Give the number of lines in the data that contain "clean", and nothing more.

········

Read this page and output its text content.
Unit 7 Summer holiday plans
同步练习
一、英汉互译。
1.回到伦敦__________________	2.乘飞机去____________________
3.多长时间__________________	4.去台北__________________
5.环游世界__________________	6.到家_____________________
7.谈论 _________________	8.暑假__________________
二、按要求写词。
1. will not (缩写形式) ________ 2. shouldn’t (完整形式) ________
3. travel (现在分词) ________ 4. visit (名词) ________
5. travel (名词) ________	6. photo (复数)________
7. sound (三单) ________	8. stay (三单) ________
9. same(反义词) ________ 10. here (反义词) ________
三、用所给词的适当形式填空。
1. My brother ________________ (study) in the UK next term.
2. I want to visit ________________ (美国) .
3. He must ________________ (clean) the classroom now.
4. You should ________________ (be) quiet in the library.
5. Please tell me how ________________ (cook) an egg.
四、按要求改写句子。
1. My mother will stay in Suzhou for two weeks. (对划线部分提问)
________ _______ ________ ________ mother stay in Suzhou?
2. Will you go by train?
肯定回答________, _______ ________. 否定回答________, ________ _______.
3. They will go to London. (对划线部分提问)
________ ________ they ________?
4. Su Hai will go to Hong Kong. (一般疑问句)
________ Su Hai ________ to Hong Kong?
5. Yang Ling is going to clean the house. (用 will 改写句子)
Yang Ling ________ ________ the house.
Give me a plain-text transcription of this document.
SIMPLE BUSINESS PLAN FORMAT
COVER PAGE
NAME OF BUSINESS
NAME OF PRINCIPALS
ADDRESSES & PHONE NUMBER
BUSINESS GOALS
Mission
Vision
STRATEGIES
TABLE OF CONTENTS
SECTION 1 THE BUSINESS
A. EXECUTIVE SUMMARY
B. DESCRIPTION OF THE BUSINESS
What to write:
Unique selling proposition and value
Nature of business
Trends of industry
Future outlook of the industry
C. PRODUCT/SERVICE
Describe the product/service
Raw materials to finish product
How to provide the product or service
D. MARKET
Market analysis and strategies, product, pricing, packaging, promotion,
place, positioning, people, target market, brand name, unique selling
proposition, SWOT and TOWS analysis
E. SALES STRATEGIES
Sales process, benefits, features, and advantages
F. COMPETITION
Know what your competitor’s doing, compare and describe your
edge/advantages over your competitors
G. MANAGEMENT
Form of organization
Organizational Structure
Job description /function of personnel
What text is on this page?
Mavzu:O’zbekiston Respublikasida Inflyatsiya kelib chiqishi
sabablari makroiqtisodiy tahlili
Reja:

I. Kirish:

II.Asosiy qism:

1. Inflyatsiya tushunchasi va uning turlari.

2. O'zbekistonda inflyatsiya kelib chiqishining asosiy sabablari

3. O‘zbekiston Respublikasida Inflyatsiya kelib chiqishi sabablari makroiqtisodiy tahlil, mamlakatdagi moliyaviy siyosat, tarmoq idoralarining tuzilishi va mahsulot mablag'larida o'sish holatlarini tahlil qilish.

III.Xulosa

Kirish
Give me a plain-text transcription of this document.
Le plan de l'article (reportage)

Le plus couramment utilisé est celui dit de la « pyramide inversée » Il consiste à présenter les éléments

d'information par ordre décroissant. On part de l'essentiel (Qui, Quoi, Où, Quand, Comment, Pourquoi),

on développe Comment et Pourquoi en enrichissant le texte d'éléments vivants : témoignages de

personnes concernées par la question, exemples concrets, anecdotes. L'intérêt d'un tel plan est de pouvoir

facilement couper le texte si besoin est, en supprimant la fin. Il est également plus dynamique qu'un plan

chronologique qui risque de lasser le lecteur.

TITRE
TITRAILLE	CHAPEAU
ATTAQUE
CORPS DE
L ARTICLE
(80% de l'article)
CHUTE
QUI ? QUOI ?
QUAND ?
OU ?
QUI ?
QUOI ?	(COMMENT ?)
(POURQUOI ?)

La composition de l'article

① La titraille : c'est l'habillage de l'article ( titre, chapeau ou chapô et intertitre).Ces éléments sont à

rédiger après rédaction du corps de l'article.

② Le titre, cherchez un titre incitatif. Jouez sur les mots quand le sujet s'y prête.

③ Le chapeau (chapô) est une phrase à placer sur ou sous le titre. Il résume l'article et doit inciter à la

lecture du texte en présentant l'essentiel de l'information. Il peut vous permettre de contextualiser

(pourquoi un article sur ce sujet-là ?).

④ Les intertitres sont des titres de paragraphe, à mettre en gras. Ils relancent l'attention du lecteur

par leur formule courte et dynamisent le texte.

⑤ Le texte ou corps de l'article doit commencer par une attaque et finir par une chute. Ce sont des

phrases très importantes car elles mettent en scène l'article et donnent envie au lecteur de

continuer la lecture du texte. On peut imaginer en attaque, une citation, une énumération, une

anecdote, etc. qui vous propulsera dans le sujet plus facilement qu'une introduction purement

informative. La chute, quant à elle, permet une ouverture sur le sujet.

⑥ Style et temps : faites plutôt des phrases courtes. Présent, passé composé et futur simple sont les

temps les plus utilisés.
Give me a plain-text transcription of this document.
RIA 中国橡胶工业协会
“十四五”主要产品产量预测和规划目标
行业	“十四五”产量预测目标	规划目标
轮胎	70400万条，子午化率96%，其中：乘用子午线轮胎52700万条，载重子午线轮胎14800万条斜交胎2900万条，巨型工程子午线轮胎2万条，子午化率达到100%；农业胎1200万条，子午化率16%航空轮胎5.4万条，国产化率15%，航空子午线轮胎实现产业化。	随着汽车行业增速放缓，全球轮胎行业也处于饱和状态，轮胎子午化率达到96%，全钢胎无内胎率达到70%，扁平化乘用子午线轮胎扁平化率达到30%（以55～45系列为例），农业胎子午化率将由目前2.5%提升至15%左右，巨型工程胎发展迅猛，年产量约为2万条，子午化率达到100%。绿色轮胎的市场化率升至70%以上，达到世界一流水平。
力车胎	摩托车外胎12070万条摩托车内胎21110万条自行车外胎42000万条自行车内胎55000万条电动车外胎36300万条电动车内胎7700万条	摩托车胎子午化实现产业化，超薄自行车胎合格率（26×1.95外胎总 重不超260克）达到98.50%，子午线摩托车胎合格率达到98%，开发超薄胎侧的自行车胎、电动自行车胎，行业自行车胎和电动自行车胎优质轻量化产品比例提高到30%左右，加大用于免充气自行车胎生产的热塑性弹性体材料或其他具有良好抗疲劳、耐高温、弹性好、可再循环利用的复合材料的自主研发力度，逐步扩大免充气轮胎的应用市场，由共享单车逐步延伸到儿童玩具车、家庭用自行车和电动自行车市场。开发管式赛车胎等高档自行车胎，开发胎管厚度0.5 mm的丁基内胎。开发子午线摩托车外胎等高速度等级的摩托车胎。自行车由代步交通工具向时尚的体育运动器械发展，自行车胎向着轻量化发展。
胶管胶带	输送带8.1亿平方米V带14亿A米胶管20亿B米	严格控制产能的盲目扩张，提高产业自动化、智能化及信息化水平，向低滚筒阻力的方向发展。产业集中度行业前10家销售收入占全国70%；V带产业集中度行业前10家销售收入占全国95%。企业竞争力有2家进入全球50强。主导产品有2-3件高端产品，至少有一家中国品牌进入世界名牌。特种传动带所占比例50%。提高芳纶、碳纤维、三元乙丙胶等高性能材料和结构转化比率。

········

# Exercise result:
2